Look through the records and report how many lines include the word "data", with no other words.

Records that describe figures
<<<<
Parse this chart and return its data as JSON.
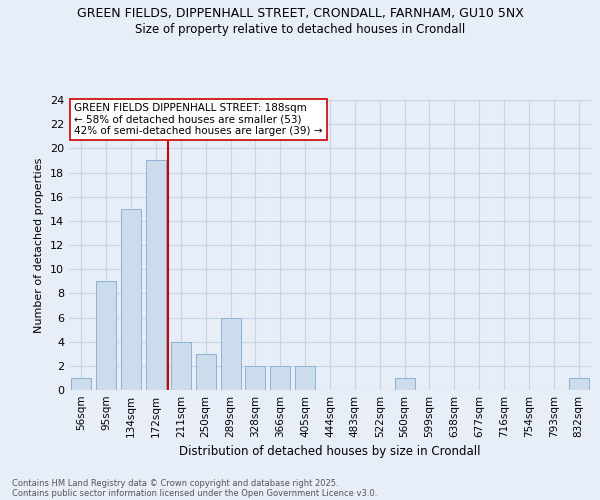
{
  "title_line1": "GREEN FIELDS, DIPPENHALL STREET, CRONDALL, FARNHAM, GU10 5NX",
  "title_line2": "Size of property relative to detached houses in Crondall",
  "xlabel": "Distribution of detached houses by size in Crondall",
  "ylabel": "Number of detached properties",
  "categories": [
    "56sqm",
    "95sqm",
    "134sqm",
    "172sqm",
    "211sqm",
    "250sqm",
    "289sqm",
    "328sqm",
    "366sqm",
    "405sqm",
    "444sqm",
    "483sqm",
    "522sqm",
    "560sqm",
    "599sqm",
    "638sqm",
    "677sqm",
    "716sqm",
    "754sqm",
    "793sqm",
    "832sqm"
  ],
  "values": [
    1,
    9,
    15,
    19,
    4,
    3,
    6,
    2,
    2,
    2,
    0,
    0,
    0,
    1,
    0,
    0,
    0,
    0,
    0,
    0,
    1
  ],
  "bar_color": "#ccdcec",
  "bar_edge_color": "#8ab4d4",
  "grid_color": "#c8d4e4",
  "background_color": "#e8eef8",
  "vline_color": "#cc0000",
  "annotation_text": "GREEN FIELDS DIPPENHALL STREET: 188sqm\n← 58% of detached houses are smaller (53)\n42% of semi-detached houses are larger (39) →",
  "annotation_box_color": "#ffffff",
  "annotation_box_edge": "#cc0000",
  "footer_line1": "Contains HM Land Registry data © Crown copyright and database right 2025.",
  "footer_line2": "Contains public sector information licensed under the Open Government Licence v3.0.",
  "ylim": [
    0,
    24
  ],
  "yticks": [
    0,
    2,
    4,
    6,
    8,
    10,
    12,
    14,
    16,
    18,
    20,
    22,
    24
  ],
  "vline_pos": 3.5
}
>>>>
> [Completed task]: 2